» **What you should do**: Gather up every line from the entries below that uses the word "frac".
— start —
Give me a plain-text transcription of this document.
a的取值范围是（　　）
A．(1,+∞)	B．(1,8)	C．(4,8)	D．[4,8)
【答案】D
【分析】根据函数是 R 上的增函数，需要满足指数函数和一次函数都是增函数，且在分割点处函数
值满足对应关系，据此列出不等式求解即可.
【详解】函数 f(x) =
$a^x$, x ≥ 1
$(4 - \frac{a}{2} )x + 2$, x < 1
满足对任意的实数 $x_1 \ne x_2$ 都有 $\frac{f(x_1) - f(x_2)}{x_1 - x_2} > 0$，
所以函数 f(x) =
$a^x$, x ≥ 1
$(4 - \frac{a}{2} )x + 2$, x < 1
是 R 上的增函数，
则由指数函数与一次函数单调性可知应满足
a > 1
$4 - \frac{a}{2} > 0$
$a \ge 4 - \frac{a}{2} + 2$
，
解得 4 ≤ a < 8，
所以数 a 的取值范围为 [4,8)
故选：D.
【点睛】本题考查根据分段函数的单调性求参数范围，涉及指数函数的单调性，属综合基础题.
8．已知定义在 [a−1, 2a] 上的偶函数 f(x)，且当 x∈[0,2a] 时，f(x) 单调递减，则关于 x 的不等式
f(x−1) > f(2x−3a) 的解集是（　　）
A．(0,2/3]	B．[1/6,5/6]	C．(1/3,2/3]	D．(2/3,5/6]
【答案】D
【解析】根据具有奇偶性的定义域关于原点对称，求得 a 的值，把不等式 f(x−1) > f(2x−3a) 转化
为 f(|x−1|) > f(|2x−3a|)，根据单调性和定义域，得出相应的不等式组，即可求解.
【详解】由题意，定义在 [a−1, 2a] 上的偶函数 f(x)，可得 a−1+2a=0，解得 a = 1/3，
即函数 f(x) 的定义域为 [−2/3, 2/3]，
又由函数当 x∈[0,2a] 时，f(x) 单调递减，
— end —
» **Finished answer**:
$(4 - \frac{a}{2} )x + 2$, x < 1
满足对任意的实数 $x_1 \ne x_2$ 都有 $\frac{f(x_1) - f(x_2)}{x_1 - x_2} > 0$，
$(4 - \frac{a}{2} )x + 2$, x < 1
$4 - \frac{a}{2} > 0$
$a \ge 4 - \frac{a}{2} + 2$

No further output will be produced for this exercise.